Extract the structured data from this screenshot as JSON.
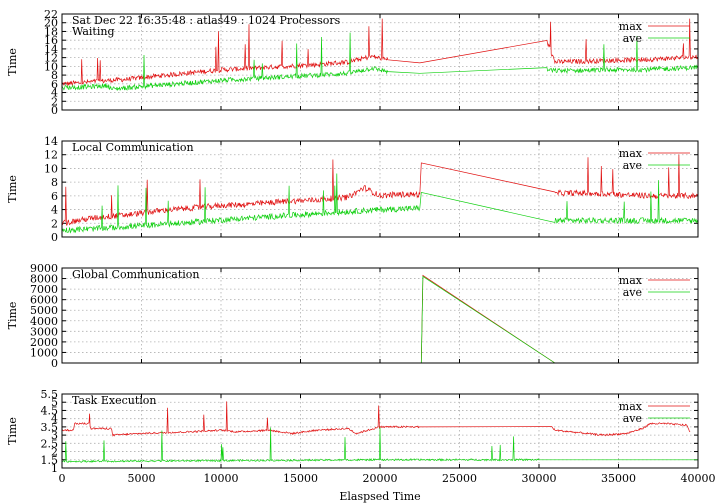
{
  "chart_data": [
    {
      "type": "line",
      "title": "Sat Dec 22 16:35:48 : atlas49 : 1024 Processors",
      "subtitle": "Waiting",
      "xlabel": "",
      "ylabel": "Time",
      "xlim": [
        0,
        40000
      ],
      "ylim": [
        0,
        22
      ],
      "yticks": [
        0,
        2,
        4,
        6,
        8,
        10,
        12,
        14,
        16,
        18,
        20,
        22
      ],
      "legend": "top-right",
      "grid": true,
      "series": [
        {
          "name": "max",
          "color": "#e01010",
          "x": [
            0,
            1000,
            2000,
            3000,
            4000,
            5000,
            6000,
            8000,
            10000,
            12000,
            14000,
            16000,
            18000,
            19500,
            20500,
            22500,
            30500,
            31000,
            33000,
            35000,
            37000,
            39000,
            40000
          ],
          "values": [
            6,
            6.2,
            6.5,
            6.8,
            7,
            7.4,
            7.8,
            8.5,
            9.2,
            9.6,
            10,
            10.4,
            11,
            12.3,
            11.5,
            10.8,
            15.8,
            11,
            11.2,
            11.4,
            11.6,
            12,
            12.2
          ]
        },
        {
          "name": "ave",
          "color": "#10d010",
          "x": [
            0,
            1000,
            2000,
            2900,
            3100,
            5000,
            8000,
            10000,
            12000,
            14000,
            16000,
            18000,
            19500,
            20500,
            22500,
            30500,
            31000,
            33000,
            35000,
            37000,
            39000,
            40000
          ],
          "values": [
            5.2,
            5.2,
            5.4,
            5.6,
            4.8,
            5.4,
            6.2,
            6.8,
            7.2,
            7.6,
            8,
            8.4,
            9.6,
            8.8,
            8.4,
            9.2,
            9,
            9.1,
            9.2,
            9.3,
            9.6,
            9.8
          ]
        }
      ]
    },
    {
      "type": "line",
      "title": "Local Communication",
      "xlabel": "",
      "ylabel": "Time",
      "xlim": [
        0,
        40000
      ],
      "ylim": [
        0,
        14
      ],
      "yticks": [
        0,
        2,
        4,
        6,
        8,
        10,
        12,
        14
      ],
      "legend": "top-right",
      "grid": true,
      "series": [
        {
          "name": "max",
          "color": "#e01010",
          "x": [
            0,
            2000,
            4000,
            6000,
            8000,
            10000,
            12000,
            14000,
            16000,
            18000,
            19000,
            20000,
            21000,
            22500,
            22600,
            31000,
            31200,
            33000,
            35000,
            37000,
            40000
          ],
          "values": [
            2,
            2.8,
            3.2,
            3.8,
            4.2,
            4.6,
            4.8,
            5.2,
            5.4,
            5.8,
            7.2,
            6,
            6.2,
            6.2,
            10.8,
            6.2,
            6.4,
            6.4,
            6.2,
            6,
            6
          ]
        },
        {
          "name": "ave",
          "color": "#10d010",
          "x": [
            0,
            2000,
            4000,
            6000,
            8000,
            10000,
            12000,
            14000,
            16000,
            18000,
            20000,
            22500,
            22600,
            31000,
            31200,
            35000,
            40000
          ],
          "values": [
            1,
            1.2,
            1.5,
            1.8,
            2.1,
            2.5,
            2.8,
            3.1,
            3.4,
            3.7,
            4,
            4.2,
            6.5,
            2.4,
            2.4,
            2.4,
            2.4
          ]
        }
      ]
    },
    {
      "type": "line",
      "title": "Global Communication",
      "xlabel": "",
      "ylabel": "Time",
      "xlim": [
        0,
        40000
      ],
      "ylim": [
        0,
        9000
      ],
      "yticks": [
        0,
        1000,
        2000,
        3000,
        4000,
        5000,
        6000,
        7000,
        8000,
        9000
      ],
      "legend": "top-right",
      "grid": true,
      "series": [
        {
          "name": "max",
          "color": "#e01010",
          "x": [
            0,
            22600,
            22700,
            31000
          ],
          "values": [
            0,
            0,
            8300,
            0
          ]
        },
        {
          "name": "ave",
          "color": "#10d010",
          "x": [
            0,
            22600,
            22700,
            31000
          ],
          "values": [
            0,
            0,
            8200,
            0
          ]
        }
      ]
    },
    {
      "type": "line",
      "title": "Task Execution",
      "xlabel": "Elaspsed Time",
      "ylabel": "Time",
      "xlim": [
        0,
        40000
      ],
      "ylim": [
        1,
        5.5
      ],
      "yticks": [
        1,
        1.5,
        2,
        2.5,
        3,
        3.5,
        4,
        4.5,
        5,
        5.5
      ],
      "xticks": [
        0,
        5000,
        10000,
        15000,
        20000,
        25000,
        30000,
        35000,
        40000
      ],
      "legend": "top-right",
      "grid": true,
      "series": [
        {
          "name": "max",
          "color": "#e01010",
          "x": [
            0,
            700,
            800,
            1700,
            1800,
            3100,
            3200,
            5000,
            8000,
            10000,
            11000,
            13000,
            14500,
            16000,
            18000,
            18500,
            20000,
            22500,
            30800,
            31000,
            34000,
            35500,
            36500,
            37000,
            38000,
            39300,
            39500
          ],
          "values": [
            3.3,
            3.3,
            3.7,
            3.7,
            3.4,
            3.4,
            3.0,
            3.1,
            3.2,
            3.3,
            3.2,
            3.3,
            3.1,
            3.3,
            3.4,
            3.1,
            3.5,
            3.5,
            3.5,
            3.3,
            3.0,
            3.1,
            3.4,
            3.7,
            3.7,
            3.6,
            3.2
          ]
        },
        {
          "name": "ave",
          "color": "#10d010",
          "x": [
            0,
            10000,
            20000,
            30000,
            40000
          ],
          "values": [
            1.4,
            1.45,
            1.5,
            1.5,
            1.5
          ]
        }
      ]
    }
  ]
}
--
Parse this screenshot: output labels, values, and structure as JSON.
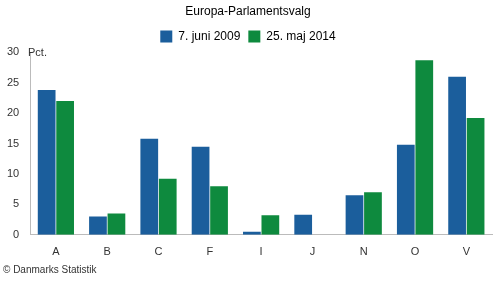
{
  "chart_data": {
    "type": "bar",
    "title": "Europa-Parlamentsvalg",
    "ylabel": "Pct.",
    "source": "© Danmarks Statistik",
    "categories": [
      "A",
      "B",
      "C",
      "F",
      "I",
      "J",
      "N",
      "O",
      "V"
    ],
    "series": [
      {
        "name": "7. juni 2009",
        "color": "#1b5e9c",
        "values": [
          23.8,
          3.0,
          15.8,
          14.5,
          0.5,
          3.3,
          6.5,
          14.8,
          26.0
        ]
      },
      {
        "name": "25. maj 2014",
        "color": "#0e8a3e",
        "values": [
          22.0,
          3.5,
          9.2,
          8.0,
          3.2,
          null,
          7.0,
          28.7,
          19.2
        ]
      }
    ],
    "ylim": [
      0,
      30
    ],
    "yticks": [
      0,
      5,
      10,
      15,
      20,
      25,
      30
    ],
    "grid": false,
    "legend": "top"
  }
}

*PROBLEM REQUIREMENTS*.
Copy every line of the listing that includes the string "this".

*WRITTEN RESPONSE*.
Extract the structured data from this screenshot as JSON.
Parse this screenshot: output labels, values, and structure as JSON.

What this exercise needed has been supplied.